§ **STATED EXERCISE**: Output the entries word for word. Omit images.

§ **DATA SHOWN**:
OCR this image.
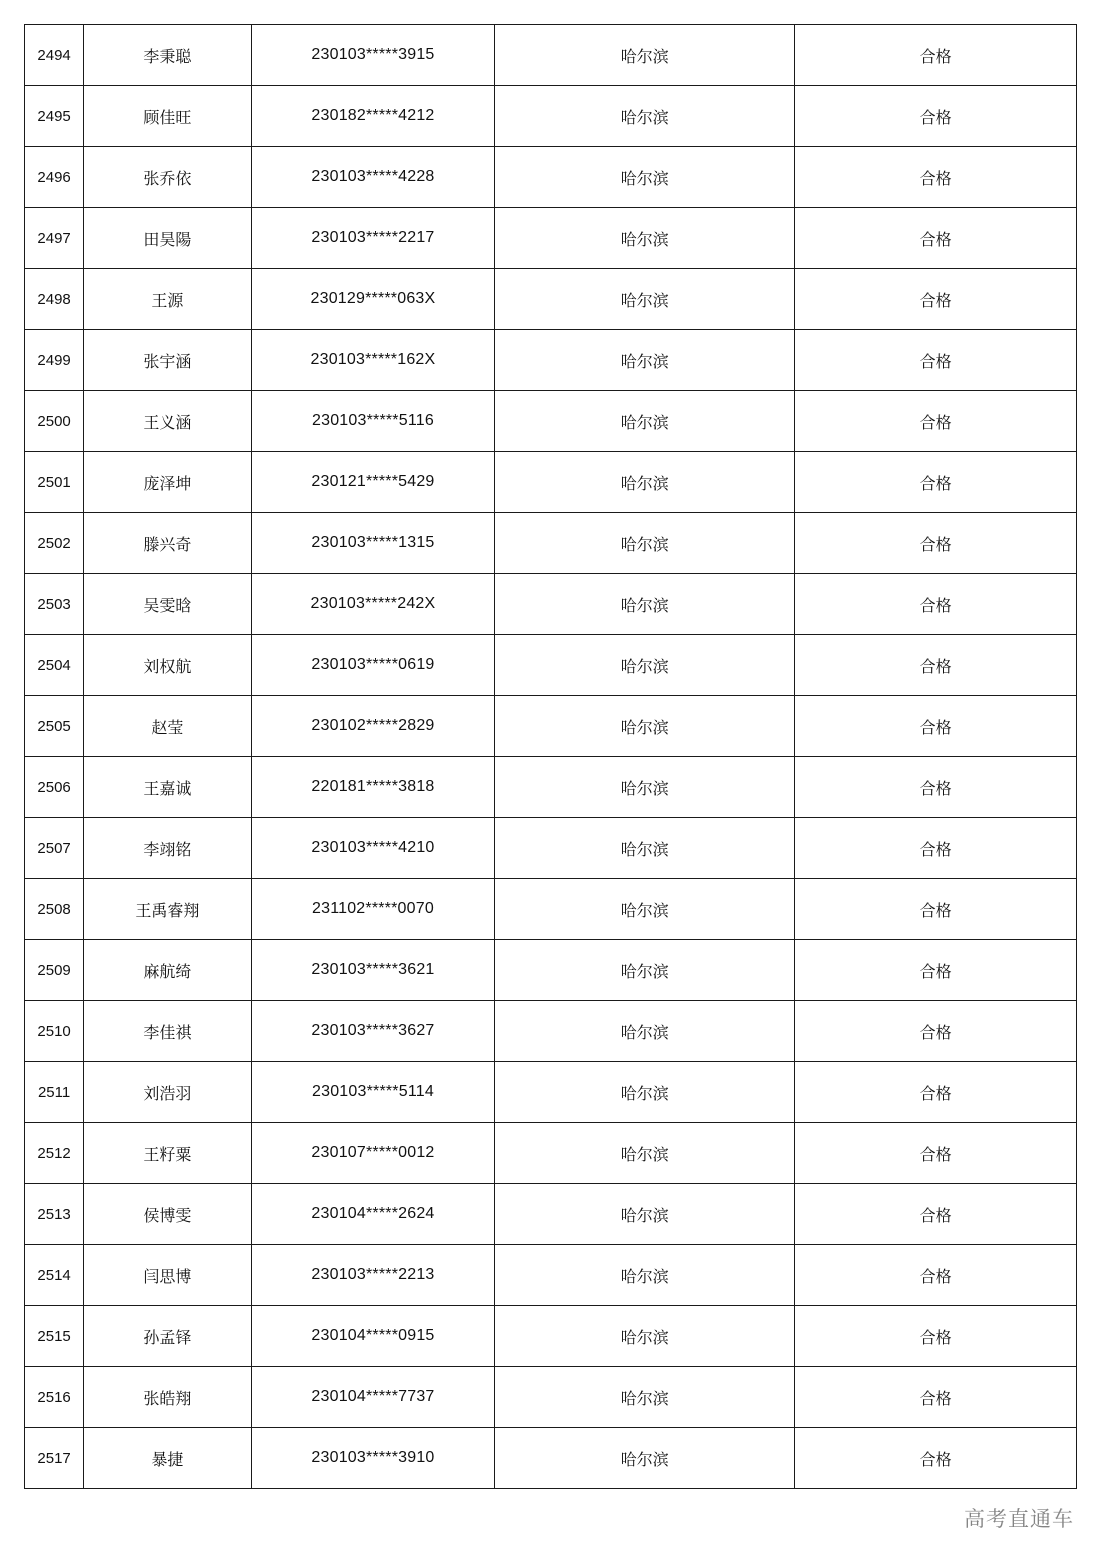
2494	李秉聪	230103*****3915	哈尔滨	合格
2495	顾佳旺	230182*****4212	哈尔滨	合格
2496	张乔依	230103*****4228	哈尔滨	合格
2497	田昊陽	230103*****2217	哈尔滨	合格
2498	王源	230129*****063X	哈尔滨	合格
2499	张宇涵	230103*****162X	哈尔滨	合格
2500	王义涵	230103*****5116	哈尔滨	合格
2501	庞泽坤	230121*****5429	哈尔滨	合格
2502	滕兴奇	230103*****1315	哈尔滨	合格
2503	吴雯晗	230103*****242X	哈尔滨	合格
2504	刘权航	230103*****0619	哈尔滨	合格
2505	赵莹	230102*****2829	哈尔滨	合格
2506	王嘉诚	220181*****3818	哈尔滨	合格
2507	李翊铭	230103*****4210	哈尔滨	合格
2508	王禹睿翔	231102*****0070	哈尔滨	合格
2509	麻航绮	230103*****3621	哈尔滨	合格
2510	李佳祺	230103*****3627	哈尔滨	合格
2511	刘浩羽	230103*****5114	哈尔滨	合格
2512	王籽粟	230107*****0012	哈尔滨	合格
2513	侯博雯	230104*****2624	哈尔滨	合格
2514	闫思博	230103*****2213	哈尔滨	合格
2515	孙孟铎	230104*****0915	哈尔滨	合格
2516	张皓翔	230104*****7737	哈尔滨	合格
2517	暴捷	230103*****3910	哈尔滨	合格
高考直通车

§ **WRITTEN RESPONSE**:
OCR this image.
2494	李秉聪	230103*****3915	哈尔滨	合格
2495	顾佳旺	230182*****4212	哈尔滨	合格
2496	张乔依	230103*****4228	哈尔滨	合格
2497	田昊陽	230103*****2217	哈尔滨	合格
2498	王源	230129*****063X	哈尔滨	合格
2499	张宇涵	230103*****162X	哈尔滨	合格
2500	王义涵	230103*****5116	哈尔滨	合格
2501	庞泽坤	230121*****5429	哈尔滨	合格
2502	滕兴奇	230103*****1315	哈尔滨	合格
2503	吴雯晗	230103*****242X	哈尔滨	合格
2504	刘权航	230103*****0619	哈尔滨	合格
2505	赵莹	230102*****2829	哈尔滨	合格
2506	王嘉诚	220181*****3818	哈尔滨	合格
2507	李翊铭	230103*****4210	哈尔滨	合格
2508	王禹睿翔	231102*****0070	哈尔滨	合格
2509	麻航绮	230103*****3621	哈尔滨	合格
2510	李佳祺	230103*****3627	哈尔滨	合格
2511	刘浩羽	230103*****5114	哈尔滨	合格
2512	王籽粟	230107*****0012	哈尔滨	合格
2513	侯博雯	230104*****2624	哈尔滨	合格
2514	闫思博	230103*****2213	哈尔滨	合格
2515	孙孟铎	230104*****0915	哈尔滨	合格
2516	张皓翔	230104*****7737	哈尔滨	合格
2517	暴捷	230103*****3910	哈尔滨	合格
高考直通车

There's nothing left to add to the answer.